YOUR OBJECTIVE — Omit every picture, then give all the entries again exactly.
□ □ □ □ □
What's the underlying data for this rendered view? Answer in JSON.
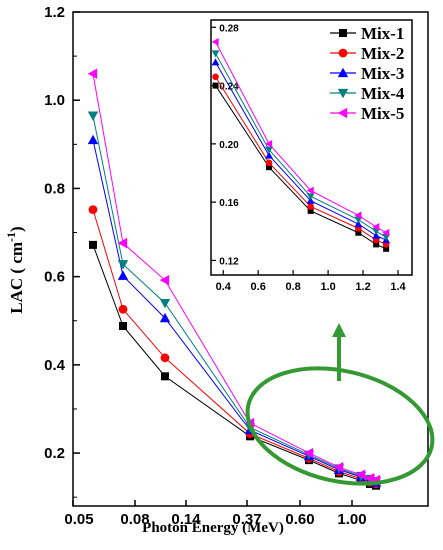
{
  "chart_data": [
    {
      "type": "line",
      "xlabel": "Photon Energy (MeV)",
      "ylabel_main": "LAC ( cm",
      "ylabel_sup": "-1",
      "ylabel_tail": ")",
      "x_tick_labels": [
        "0.05",
        "0.08",
        "0.14",
        "0.37",
        "0.60",
        "1.00"
      ],
      "y_tick_labels": [
        "0.2",
        "0.4",
        "0.6",
        "0.8",
        "1.0",
        "1.2"
      ],
      "ylim": [
        0.08,
        1.2
      ],
      "grid": false,
      "legend": "none",
      "x": [
        "0.0595",
        "0.081",
        "0.122",
        "0.356",
        "0.662",
        "0.9",
        "1.173",
        "1.275",
        "1.332"
      ],
      "series": [
        {
          "name": "Mix-1",
          "color": "#000000",
          "marker": "square",
          "values": [
            0.672,
            0.488,
            0.374,
            0.238,
            0.184,
            0.154,
            0.138,
            0.13,
            0.126
          ]
        },
        {
          "name": "Mix-2",
          "color": "#ff0000",
          "marker": "circle",
          "values": [
            0.752,
            0.526,
            0.416,
            0.244,
            0.188,
            0.158,
            0.142,
            0.134,
            0.13
          ]
        },
        {
          "name": "Mix-3",
          "color": "#0000ff",
          "marker": "triangle-up",
          "values": [
            0.91,
            0.602,
            0.506,
            0.252,
            0.193,
            0.162,
            0.146,
            0.138,
            0.133
          ]
        },
        {
          "name": "Mix-4",
          "color": "#008080",
          "marker": "triangle-down",
          "values": [
            0.965,
            0.628,
            0.54,
            0.258,
            0.196,
            0.165,
            0.148,
            0.141,
            0.136
          ]
        },
        {
          "name": "Mix-5",
          "color": "#ff00ff",
          "marker": "triangle-left",
          "values": [
            1.06,
            0.676,
            0.592,
            0.268,
            0.2,
            0.168,
            0.151,
            0.143,
            0.139
          ]
        }
      ]
    },
    {
      "type": "line",
      "panel": "inset",
      "xlim": [
        0.33,
        1.48
      ],
      "ylim": [
        0.11,
        0.285
      ],
      "x_ticks": [
        0.4,
        0.6,
        0.8,
        1.0,
        1.2,
        1.4
      ],
      "x_tick_labels": [
        "0.4",
        "0.6",
        "0.8",
        "1.0",
        "1.2",
        "1.4"
      ],
      "y_ticks": [
        0.12,
        0.16,
        0.2,
        0.24,
        0.28
      ],
      "y_tick_labels": [
        "0.12",
        "0.16",
        "0.20",
        "0.24",
        "0.28"
      ],
      "grid": false,
      "legend": "top-right",
      "x": [
        0.356,
        0.662,
        0.9,
        1.173,
        1.275,
        1.332
      ],
      "series": [
        {
          "name": "Mix-1",
          "color": "#000000",
          "marker": "square",
          "values": [
            0.24,
            0.184,
            0.154,
            0.139,
            0.131,
            0.128
          ]
        },
        {
          "name": "Mix-2",
          "color": "#ff0000",
          "marker": "circle",
          "values": [
            0.246,
            0.187,
            0.157,
            0.142,
            0.134,
            0.131
          ]
        },
        {
          "name": "Mix-3",
          "color": "#0000ff",
          "marker": "triangle-up",
          "values": [
            0.256,
            0.192,
            0.161,
            0.145,
            0.137,
            0.134
          ]
        },
        {
          "name": "Mix-4",
          "color": "#008080",
          "marker": "triangle-down",
          "values": [
            0.262,
            0.196,
            0.164,
            0.148,
            0.14,
            0.136
          ]
        },
        {
          "name": "Mix-5",
          "color": "#ff00ff",
          "marker": "triangle-left",
          "values": [
            0.27,
            0.2,
            0.168,
            0.151,
            0.143,
            0.139
          ]
        }
      ]
    }
  ],
  "annotation": {
    "color": "#339933"
  }
}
□ □ □ □ □
EXERCISE OUTPUT —
What's the underlying data for this rendered view? Answer in JSON.
{
  "chart_data": [
    {
      "type": "line",
      "xlabel": "Photon Energy (MeV)",
      "ylabel_main": "LAC ( cm",
      "ylabel_sup": "-1",
      "ylabel_tail": ")",
      "x_tick_labels": [
        "0.05",
        "0.08",
        "0.14",
        "0.37",
        "0.60",
        "1.00"
      ],
      "y_tick_labels": [
        "0.2",
        "0.4",
        "0.6",
        "0.8",
        "1.0",
        "1.2"
      ],
      "ylim": [
        0.08,
        1.2
      ],
      "grid": false,
      "legend": "none",
      "x": [
        "0.0595",
        "0.081",
        "0.122",
        "0.356",
        "0.662",
        "0.9",
        "1.173",
        "1.275",
        "1.332"
      ],
      "series": [
        {
          "name": "Mix-1",
          "color": "#000000",
          "marker": "square",
          "values": [
            0.672,
            0.488,
            0.374,
            0.238,
            0.184,
            0.154,
            0.138,
            0.13,
            0.126
          ]
        },
        {
          "name": "Mix-2",
          "color": "#ff0000",
          "marker": "circle",
          "values": [
            0.752,
            0.526,
            0.416,
            0.244,
            0.188,
            0.158,
            0.142,
            0.134,
            0.13
          ]
        },
        {
          "name": "Mix-3",
          "color": "#0000ff",
          "marker": "triangle-up",
          "values": [
            0.91,
            0.602,
            0.506,
            0.252,
            0.193,
            0.162,
            0.146,
            0.138,
            0.133
          ]
        },
        {
          "name": "Mix-4",
          "color": "#008080",
          "marker": "triangle-down",
          "values": [
            0.965,
            0.628,
            0.54,
            0.258,
            0.196,
            0.165,
            0.148,
            0.141,
            0.136
          ]
        },
        {
          "name": "Mix-5",
          "color": "#ff00ff",
          "marker": "triangle-left",
          "values": [
            1.06,
            0.676,
            0.592,
            0.268,
            0.2,
            0.168,
            0.151,
            0.143,
            0.139
          ]
        }
      ]
    },
    {
      "type": "line",
      "panel": "inset",
      "xlim": [
        0.33,
        1.48
      ],
      "ylim": [
        0.11,
        0.285
      ],
      "x_ticks": [
        0.4,
        0.6,
        0.8,
        1.0,
        1.2,
        1.4
      ],
      "x_tick_labels": [
        "0.4",
        "0.6",
        "0.8",
        "1.0",
        "1.2",
        "1.4"
      ],
      "y_ticks": [
        0.12,
        0.16,
        0.2,
        0.24,
        0.28
      ],
      "y_tick_labels": [
        "0.12",
        "0.16",
        "0.20",
        "0.24",
        "0.28"
      ],
      "grid": false,
      "legend": "top-right",
      "x": [
        0.356,
        0.662,
        0.9,
        1.173,
        1.275,
        1.332
      ],
      "series": [
        {
          "name": "Mix-1",
          "color": "#000000",
          "marker": "square",
          "values": [
            0.24,
            0.184,
            0.154,
            0.139,
            0.131,
            0.128
          ]
        },
        {
          "name": "Mix-2",
          "color": "#ff0000",
          "marker": "circle",
          "values": [
            0.246,
            0.187,
            0.157,
            0.142,
            0.134,
            0.131
          ]
        },
        {
          "name": "Mix-3",
          "color": "#0000ff",
          "marker": "triangle-up",
          "values": [
            0.256,
            0.192,
            0.161,
            0.145,
            0.137,
            0.134
          ]
        },
        {
          "name": "Mix-4",
          "color": "#008080",
          "marker": "triangle-down",
          "values": [
            0.262,
            0.196,
            0.164,
            0.148,
            0.14,
            0.136
          ]
        },
        {
          "name": "Mix-5",
          "color": "#ff00ff",
          "marker": "triangle-left",
          "values": [
            0.27,
            0.2,
            0.168,
            0.151,
            0.143,
            0.139
          ]
        }
      ]
    }
  ],
  "annotation": {
    "color": "#339933"
  }
}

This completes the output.